▸ **Input rows**
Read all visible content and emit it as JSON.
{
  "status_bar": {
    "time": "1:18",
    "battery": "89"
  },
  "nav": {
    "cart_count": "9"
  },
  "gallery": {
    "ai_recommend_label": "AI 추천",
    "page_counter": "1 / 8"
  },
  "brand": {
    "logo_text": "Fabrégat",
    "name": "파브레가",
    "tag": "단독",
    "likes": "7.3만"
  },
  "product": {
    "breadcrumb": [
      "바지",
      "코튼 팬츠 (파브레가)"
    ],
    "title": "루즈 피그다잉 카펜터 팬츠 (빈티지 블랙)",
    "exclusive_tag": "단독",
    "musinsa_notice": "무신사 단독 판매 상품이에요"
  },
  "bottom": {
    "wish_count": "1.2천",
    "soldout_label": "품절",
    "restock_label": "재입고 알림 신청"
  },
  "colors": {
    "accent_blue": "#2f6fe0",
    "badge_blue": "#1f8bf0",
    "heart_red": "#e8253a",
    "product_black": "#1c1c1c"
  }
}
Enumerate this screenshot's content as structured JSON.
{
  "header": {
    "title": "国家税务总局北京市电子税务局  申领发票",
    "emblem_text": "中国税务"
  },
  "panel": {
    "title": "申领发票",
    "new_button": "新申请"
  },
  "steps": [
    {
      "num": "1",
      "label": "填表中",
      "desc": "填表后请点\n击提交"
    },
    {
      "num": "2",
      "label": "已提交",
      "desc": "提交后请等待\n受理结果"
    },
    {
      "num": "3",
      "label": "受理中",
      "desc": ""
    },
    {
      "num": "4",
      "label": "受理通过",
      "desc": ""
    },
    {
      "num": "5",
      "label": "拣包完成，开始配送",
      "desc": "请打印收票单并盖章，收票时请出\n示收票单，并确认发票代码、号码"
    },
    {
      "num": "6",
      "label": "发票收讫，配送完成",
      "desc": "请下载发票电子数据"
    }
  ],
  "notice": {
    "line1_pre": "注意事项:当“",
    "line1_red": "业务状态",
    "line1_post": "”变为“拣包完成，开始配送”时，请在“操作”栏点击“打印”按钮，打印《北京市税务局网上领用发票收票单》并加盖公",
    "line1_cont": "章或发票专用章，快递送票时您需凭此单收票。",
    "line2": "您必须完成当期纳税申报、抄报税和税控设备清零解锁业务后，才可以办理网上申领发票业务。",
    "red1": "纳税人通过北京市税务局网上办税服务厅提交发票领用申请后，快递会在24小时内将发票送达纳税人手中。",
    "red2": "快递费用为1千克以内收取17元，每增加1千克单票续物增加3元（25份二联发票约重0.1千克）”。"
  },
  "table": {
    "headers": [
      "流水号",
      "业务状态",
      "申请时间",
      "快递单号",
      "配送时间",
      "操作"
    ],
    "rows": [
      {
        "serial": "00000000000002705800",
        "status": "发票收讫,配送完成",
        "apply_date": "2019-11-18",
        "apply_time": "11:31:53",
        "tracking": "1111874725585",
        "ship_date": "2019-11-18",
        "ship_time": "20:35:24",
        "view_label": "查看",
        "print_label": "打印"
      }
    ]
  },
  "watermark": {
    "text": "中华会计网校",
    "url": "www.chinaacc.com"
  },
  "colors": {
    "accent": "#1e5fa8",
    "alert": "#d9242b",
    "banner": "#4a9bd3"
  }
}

▸ **Task goal**
In this exercise, repeat all entries exactly.

▸ **Final answer**
Read all visible content and emit it as JSON.
{
  "status_bar": {
    "time": "1:18",
    "battery": "89"
  },
  "nav": {
    "cart_count": "9"
  },
  "gallery": {
    "ai_recommend_label": "AI 추천",
    "page_counter": "1 / 8"
  },
  "brand": {
    "logo_text": "Fabrégat",
    "name": "파브레가",
    "tag": "단독",
    "likes": "7.3만"
  },
  "product": {
    "breadcrumb": [
      "바지",
      "코튼 팬츠 (파브레가)"
    ],
    "title": "루즈 피그다잉 카펜터 팬츠 (빈티지 블랙)",
    "exclusive_tag": "단독",
    "musinsa_notice": "무신사 단독 판매 상품이에요"
  },
  "bottom": {
    "wish_count": "1.2천",
    "soldout_label": "품절",
    "restock_label": "재입고 알림 신청"
  },
  "colors": {
    "accent_blue": "#2f6fe0",
    "badge_blue": "#1f8bf0",
    "heart_red": "#e8253a",
    "product_black": "#1c1c1c"
  }
}
Enumerate this screenshot's content as structured JSON.
{
  "header": {
    "title": "国家税务总局北京市电子税务局  申领发票",
    "emblem_text": "中国税务"
  },
  "panel": {
    "title": "申领发票",
    "new_button": "新申请"
  },
  "steps": [
    {
      "num": "1",
      "label": "填表中",
      "desc": "填表后请点\n击提交"
    },
    {
      "num": "2",
      "label": "已提交",
      "desc": "提交后请等待\n受理结果"
    },
    {
      "num": "3",
      "label": "受理中",
      "desc": ""
    },
    {
      "num": "4",
      "label": "受理通过",
      "desc": ""
    },
    {
      "num": "5",
      "label": "拣包完成，开始配送",
      "desc": "请打印收票单并盖章，收票时请出\n示收票单，并确认发票代码、号码"
    },
    {
      "num": "6",
      "label": "发票收讫，配送完成",
      "desc": "请下载发票电子数据"
    }
  ],
  "notice": {
    "line1_pre": "注意事项:当“",
    "line1_red": "业务状态",
    "line1_post": "”变为“拣包完成，开始配送”时，请在“操作”栏点击“打印”按钮，打印《北京市税务局网上领用发票收票单》并加盖公",
    "line1_cont": "章或发票专用章，快递送票时您需凭此单收票。",
    "line2": "您必须完成当期纳税申报、抄报税和税控设备清零解锁业务后，才可以办理网上申领发票业务。",
    "red1": "纳税人通过北京市税务局网上办税服务厅提交发票领用申请后，快递会在24小时内将发票送达纳税人手中。",
    "red2": "快递费用为1千克以内收取17元，每增加1千克单票续物增加3元（25份二联发票约重0.1千克）”。"
  },
  "table": {
    "headers": [
      "流水号",
      "业务状态",
      "申请时间",
      "快递单号",
      "配送时间",
      "操作"
    ],
    "rows": [
      {
        "serial": "00000000000002705800",
        "status": "发票收讫,配送完成",
        "apply_date": "2019-11-18",
        "apply_time": "11:31:53",
        "tracking": "1111874725585",
        "ship_date": "2019-11-18",
        "ship_time": "20:35:24",
        "view_label": "查看",
        "print_label": "打印"
      }
    ]
  },
  "watermark": {
    "text": "中华会计网校",
    "url": "www.chinaacc.com"
  },
  "colors": {
    "accent": "#1e5fa8",
    "alert": "#d9242b",
    "banner": "#4a9bd3"
  }
}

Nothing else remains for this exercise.